== Consigne de l'exercice ==
Répondez aux questions suivantes sur l'article consacré à la table ronde en hommage à Mouloud Mammeri.
(a) À quelle heure et en quel lieu la table ronde s'est-elle tenue ?
(b) Au sein de quel centre Ali Sayad a-t-il collaboré avec Mouloud Mammeri dans les années 70 ?
(c) Combien de doctorats sont prévus avant septembre dans le département de Moussa Imerazen ?

== Extrait du texte ==

──────────────────────────────

Mouloud Mammeri ressuscité

« Mammeri défricheur des savoirs », tel est le thème d’une table ronde animée par Ali Sayad, anthropologue, professeur et chercheur à l’université de Metz, France, Moussa Imerazen, chef de département de langue et culture Amazigh à l’université de Tizi Ouzou, docteur Said Chemak linguiste, qui a eu lieu avant-hier à 14 h au centre culturel de Bouzeguène, organisée par ledit centre en collaboration avec l’association culturelle Igelfan, et ce, dans le cadre de la commémoration du double anniversaire du Printemps berbère 1980 et du Printemps noir 2001. En effet les initiateurs de ce rendez-vous ont voulu marquer cette célébration d’une touche particulière et ce, en donnant l’occasion a l’assistance, qui est rappelons-le, nombreuse, l’occasion de côtoyer cette classe d’intellectuels et d’en prendre profit de leurs connaissances, que ce soit dans le domaine de l’anthropologie ou de la linguistique. Ainsi donc, Ali Sayad, ancien collaborateur de Mouloud Mammeri dans les années 70 au CRAP (centre de recherche en anthropologie de la préhistoire), s’est employé à expliquer l’engagement intellectuel et les activités militantes au sein du FLN combattant de cet écrivain et surtout défenseur de la culture berbère, ainsi que son important apport à la langue berbère, en composant sa grammaire. De son côté, Moussa Imerazen a donné un petit aperçu sur l’enseignement de l’Amazighité dans son département. Il a révélé que 2 doctorats et 6 soutenances en magistère sont prévus avant septembre ainsi, que 48 étudiants en 4ème année de licence. Quant au docteur Said Chemak, il a évoqué l’histoire de la langue berbère et les différentes étapes qu’elles a traversées à travers l’histoire, et la grande contribution de Mouloud Mammeri en composant thifinagh ou la grammaire berbère. Les communications ont été suivies d’un débat assez riche dans le sens où elles ont permis de répondre à toutes les questions des auditeurs.

──────────────────────────────

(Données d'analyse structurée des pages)
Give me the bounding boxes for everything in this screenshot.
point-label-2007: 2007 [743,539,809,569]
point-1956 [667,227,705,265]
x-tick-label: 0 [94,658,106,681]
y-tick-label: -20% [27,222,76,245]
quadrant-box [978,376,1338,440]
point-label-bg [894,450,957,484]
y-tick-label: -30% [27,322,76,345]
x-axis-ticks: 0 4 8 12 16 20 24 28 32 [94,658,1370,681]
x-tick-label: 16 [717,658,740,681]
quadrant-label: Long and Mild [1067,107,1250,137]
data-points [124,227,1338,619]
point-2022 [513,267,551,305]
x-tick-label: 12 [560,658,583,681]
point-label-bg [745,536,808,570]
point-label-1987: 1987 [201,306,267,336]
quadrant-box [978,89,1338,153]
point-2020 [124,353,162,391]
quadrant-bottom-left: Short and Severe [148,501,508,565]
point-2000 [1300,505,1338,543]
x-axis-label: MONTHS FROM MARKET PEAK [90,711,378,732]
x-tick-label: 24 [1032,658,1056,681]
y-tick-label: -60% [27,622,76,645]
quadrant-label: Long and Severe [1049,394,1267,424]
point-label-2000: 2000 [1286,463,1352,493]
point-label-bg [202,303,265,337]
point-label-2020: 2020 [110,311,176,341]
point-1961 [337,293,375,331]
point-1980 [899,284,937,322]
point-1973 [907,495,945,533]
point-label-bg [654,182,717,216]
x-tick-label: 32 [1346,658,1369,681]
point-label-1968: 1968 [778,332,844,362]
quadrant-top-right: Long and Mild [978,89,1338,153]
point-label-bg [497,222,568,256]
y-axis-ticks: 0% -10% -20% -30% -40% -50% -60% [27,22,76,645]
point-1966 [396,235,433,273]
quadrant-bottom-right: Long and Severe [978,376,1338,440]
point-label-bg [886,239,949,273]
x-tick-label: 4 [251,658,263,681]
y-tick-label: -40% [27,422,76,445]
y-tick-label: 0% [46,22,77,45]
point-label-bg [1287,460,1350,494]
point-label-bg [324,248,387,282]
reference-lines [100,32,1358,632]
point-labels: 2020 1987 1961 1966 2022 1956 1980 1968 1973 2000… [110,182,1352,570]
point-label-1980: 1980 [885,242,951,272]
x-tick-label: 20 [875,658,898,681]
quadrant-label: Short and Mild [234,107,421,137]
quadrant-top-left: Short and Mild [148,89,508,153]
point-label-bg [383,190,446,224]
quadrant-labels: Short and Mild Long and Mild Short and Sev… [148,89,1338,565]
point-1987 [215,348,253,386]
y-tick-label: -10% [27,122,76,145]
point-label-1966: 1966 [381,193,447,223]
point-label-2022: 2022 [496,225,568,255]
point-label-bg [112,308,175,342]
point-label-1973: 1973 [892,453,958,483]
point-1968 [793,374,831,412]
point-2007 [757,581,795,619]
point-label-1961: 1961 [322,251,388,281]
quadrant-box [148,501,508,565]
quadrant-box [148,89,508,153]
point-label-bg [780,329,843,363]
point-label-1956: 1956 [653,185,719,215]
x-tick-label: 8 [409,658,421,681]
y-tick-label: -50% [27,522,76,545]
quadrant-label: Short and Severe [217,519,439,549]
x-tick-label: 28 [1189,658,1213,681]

──────────────────────────────

== Corrigé ==
(a) À 14 h, au centre culturel de Bouzeguène.
(b) Au CRAP (centre de recherche en anthropologie de la préhistoire).
(c) Deux doctorats.